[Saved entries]
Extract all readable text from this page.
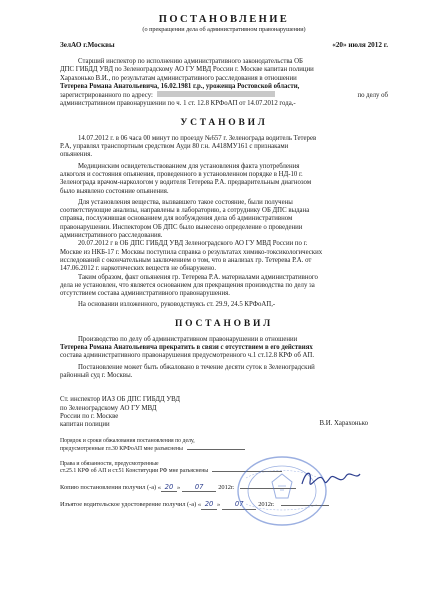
ПОСТАНОВЛЕНИЕ
(о прекращении дела об административном правонарушении)
ЗелАО г.Москвы	«20» июля 2012 г.
Старший инспектор по исполнению административного законодательства ОБ
ДПС ГИБДД УВД по Зеленоградскому АО ГУ МВД России г. Москве капитан полиции
Харахонько В.И., по результатам административного расследования в отношении
Тетерева Романа Анатольевича, 16.02.1981 г.р., уроженца Ростовской области,
зарегистрированного по адресу:	по делу об
административном правонарушении по ч. 1 ст. 12.8 КРФоАП от 14.07.2012 года,-
УСТАНОВИЛ
14.07.2012 г. в 06 часа 00 минут по проезду №657 г. Зеленограда водитель Тетерев
Р.А, управлял транспортным средством Ауди 80 г.н. А418МУ161 с признаками
опьянения.
Медицинским освидетельствованием для установления факта употребления
алкоголя и состояния опьянения, проведенного в установленном порядке в НД-10 г.
Зеленограда врачом-наркологом у водителя Тетерева Р.А. предварительным диагнозом
было выявлено состояние опьянения.
Для установления вещества, вызвавшего такое состояние, были получены
соответствующие анализы, направлены в лабораторию, а сотруднику ОБ ДПС выдана
справка, послужившая основанием для возбуждения дела об административном
правонарушении. Инспектором ОБ ДПС было вынесено определение о проведении
административного расследования.
20.07.2012 г в ОБ ДПС ГИБДД УВД Зеленоградского АО ГУ МВД России по г.
Москве из НКБ-17 г. Москвы поступила справка о результатах химико-токсикологических
исследований с окончательным заключением о том, что в анализах гр. Тетерева Р.А. от
147.06.2012 г. наркотических веществ не обнаружено.
Таким образом, факт опьянения гр. Тетерева Р.А. материалами административного
дела не установлен, что является основанием для прекращения производства по делу за
отсутствием состава административного правонарушения.
На основании изложенного, руководствуясь ст. 29.9, 24.5 КРФоАП,-
ПОСТАНОВИЛ
Производство по делу об административном правонарушении в отношении
Тетерева Романа Анатольевича прекратить в связи с отсутствием в его действиях
состава административного правонарушения предусмотренного ч.1 ст.12.8 КРФ об АП.
Постановление может быть обжаловано в течение десяти суток в Зеленоградский
районный суд г. Москвы.
Ст. инспектор ИАЗ ОБ ДПС ГИБДД УВД
по Зеленоградскому АО ГУ МВД
России по г. Москве
капитан полиции	В.И. Харахонько
Порядок и сроки обжалования постановления по делу,
предусмотренные гл.30 КРФоАП мне разъяснены
Права и обязанности, предусмотренные
ст.25.1 КРФ об АП и ст.51 Конституции РФ мне разъяснены
Копию постановления получил (-а) « 20 »	07	2012г.
Изъятое водительское удостоверение получил (-а) « 20 »	07	2012г.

§ **YOUR GOAL**
Leave out the pictures and print each record exactly as it stands.

§ **THE RESPONSE**
Extract all readable text from this page.
ПОСТАНОВЛЕНИЕ
(о прекращении дела об административном правонарушении)
ЗелАО г.Москвы	«20» июля 2012 г.
Старший инспектор по исполнению административного законодательства ОБ
ДПС ГИБДД УВД по Зеленоградскому АО ГУ МВД России г. Москве капитан полиции
Харахонько В.И., по результатам административного расследования в отношении
Тетерева Романа Анатольевича, 16.02.1981 г.р., уроженца Ростовской области,
зарегистрированного по адресу:	по делу об
административном правонарушении по ч. 1 ст. 12.8 КРФоАП от 14.07.2012 года,-
УСТАНОВИЛ
14.07.2012 г. в 06 часа 00 минут по проезду №657 г. Зеленограда водитель Тетерев
Р.А, управлял транспортным средством Ауди 80 г.н. А418МУ161 с признаками
опьянения.
Медицинским освидетельствованием для установления факта употребления
алкоголя и состояния опьянения, проведенного в установленном порядке в НД-10 г.
Зеленограда врачом-наркологом у водителя Тетерева Р.А. предварительным диагнозом
было выявлено состояние опьянения.
Для установления вещества, вызвавшего такое состояние, были получены
соответствующие анализы, направлены в лабораторию, а сотруднику ОБ ДПС выдана
справка, послужившая основанием для возбуждения дела об административном
правонарушении. Инспектором ОБ ДПС было вынесено определение о проведении
административного расследования.
20.07.2012 г в ОБ ДПС ГИБДД УВД Зеленоградского АО ГУ МВД России по г.
Москве из НКБ-17 г. Москвы поступила справка о результатах химико-токсикологических
исследований с окончательным заключением о том, что в анализах гр. Тетерева Р.А. от
147.06.2012 г. наркотических веществ не обнаружено.
Таким образом, факт опьянения гр. Тетерева Р.А. материалами административного
дела не установлен, что является основанием для прекращения производства по делу за
отсутствием состава административного правонарушения.
На основании изложенного, руководствуясь ст. 29.9, 24.5 КРФоАП,-
ПОСТАНОВИЛ
Производство по делу об административном правонарушении в отношении
Тетерева Романа Анатольевича прекратить в связи с отсутствием в его действиях
состава административного правонарушения предусмотренного ч.1 ст.12.8 КРФ об АП.
Постановление может быть обжаловано в течение десяти суток в Зеленоградский
районный суд г. Москвы.
Ст. инспектор ИАЗ ОБ ДПС ГИБДД УВД
по Зеленоградскому АО ГУ МВД
России по г. Москве
капитан полиции	В.И. Харахонько
Порядок и сроки обжалования постановления по делу,
предусмотренные гл.30 КРФоАП мне разъяснены
Права и обязанности, предусмотренные
ст.25.1 КРФ об АП и ст.51 Конституции РФ мне разъяснены
Копию постановления получил (-а) « 20 »	07	2012г.
Изъятое водительское удостоверение получил (-а) « 20 »	07	2012г.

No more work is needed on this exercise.